“Open and close, open and close, open and close, open and close.” Those were the words from one of my students who just loved watching the automatic doors at the neighborhood grocery store. Those doors mesmerized him, how they slowly opened and closed as people walked in and out of the store.
We were on our weekly outing to a local grocery store, down the road from our school. The students were in charge of picking out the things on their list and paying for them at the register. All of them were taking the independent learning skills class, and this was part of their assignment. How to shop for food by using a list, getting the best deals at the store and spending money appropriately.
As we were walking around, one of my students had somehow disappeared. Of course, I knew where he was. He was more interested in watching the doors than shopping for less exciting things like food. All he wanted to do was stand by those doors and watch them open and close. He could have stood there for hours if I let him.
As I started walking over to check on him, an employee of the store stopped me in my path. She wanted to “inform me” of the complaints she had received regarding my student.
I remember her saying, “He is in the way of other customers and will not stop saying open and close. It’s annoying. Can you please make him stop?” I looked at her, my blood pressure was skyrocketing, my face was red and I’m pretty sure I was about to burst out with a few curse words, but I didn’t. I took a long, deep breath and said “Really, he’s just standing there minding his own business and isn’t bothering anyone or causing any harm. I don’t know why people would complain about him. He’s having the best time watching those doors and is so incredibly happy. Why would this be an issue? I don’t understand.”

===============

Work instructions: List the skills that the grocery store account says the students' assignment covered. Answer from the grocery store account alone.

===============

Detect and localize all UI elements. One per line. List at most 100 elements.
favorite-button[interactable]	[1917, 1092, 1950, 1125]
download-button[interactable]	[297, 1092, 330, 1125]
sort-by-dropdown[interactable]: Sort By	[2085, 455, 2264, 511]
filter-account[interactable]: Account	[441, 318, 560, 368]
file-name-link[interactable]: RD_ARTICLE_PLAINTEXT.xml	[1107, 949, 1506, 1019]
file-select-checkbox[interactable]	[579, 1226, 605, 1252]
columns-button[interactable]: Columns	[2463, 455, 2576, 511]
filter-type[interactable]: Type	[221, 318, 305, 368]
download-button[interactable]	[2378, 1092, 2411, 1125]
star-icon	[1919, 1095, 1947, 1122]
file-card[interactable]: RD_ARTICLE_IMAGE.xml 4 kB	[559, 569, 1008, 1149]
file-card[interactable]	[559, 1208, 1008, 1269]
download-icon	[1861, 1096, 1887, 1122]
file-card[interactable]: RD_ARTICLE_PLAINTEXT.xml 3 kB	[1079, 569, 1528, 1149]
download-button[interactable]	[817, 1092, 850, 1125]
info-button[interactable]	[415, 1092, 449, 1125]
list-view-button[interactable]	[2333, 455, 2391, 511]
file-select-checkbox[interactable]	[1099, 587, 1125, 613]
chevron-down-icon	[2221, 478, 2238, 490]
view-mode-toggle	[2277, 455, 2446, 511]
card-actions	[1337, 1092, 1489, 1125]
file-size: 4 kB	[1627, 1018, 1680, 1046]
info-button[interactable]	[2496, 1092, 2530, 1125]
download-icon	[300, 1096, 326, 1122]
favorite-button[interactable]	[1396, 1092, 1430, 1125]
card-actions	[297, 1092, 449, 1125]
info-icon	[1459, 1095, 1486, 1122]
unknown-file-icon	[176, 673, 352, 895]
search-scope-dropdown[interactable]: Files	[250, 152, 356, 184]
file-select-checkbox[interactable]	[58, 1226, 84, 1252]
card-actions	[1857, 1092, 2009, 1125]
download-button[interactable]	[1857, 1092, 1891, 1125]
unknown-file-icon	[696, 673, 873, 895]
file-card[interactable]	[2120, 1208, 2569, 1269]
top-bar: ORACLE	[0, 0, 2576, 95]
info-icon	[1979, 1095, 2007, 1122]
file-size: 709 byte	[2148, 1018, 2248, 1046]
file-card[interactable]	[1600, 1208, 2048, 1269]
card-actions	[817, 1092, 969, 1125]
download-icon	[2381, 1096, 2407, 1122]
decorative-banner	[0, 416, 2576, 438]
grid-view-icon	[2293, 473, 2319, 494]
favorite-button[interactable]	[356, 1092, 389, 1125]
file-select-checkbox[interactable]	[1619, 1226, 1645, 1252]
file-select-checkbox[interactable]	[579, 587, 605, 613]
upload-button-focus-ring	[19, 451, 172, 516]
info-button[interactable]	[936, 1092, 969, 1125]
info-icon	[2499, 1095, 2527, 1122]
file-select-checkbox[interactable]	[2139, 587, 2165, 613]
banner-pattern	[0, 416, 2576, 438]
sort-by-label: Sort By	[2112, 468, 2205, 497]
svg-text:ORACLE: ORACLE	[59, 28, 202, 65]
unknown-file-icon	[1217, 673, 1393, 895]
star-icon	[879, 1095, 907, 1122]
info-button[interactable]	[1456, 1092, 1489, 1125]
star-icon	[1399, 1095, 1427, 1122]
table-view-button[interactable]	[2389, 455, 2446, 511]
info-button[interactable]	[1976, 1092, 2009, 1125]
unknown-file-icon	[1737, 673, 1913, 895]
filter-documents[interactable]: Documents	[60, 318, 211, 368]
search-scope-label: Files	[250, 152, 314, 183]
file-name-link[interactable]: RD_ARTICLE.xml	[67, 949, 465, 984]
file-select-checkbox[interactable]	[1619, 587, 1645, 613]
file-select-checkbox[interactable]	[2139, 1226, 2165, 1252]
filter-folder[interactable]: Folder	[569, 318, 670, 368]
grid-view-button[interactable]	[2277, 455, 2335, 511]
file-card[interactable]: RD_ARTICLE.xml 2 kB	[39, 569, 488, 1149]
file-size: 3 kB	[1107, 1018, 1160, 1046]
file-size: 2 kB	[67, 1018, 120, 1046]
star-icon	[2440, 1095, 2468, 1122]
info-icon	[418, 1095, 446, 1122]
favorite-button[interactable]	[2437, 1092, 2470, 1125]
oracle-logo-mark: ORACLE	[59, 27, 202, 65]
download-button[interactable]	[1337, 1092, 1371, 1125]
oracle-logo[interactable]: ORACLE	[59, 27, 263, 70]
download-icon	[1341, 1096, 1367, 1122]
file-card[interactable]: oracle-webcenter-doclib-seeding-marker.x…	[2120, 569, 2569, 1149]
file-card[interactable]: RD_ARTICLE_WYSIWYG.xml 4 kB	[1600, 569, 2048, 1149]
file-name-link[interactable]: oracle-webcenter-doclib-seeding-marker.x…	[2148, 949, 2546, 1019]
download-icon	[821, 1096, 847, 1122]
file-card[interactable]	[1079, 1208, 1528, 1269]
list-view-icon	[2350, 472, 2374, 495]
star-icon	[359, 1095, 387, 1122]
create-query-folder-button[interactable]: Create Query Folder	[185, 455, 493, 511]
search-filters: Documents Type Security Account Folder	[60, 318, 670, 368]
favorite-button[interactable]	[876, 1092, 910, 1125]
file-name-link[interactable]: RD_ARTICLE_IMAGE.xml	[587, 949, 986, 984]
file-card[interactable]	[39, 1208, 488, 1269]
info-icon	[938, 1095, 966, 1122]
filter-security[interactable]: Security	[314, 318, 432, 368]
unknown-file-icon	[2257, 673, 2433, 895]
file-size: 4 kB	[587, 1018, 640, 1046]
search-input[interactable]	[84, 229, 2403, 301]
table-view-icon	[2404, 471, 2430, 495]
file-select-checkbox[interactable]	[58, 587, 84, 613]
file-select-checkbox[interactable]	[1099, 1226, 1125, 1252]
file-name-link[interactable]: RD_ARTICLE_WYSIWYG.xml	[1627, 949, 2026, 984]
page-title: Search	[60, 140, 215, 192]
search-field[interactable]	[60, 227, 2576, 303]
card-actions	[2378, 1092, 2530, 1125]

===============

Response to the task:
- Shopping for food by using a list
- Getting the best deals at the store
- Spending money appropriately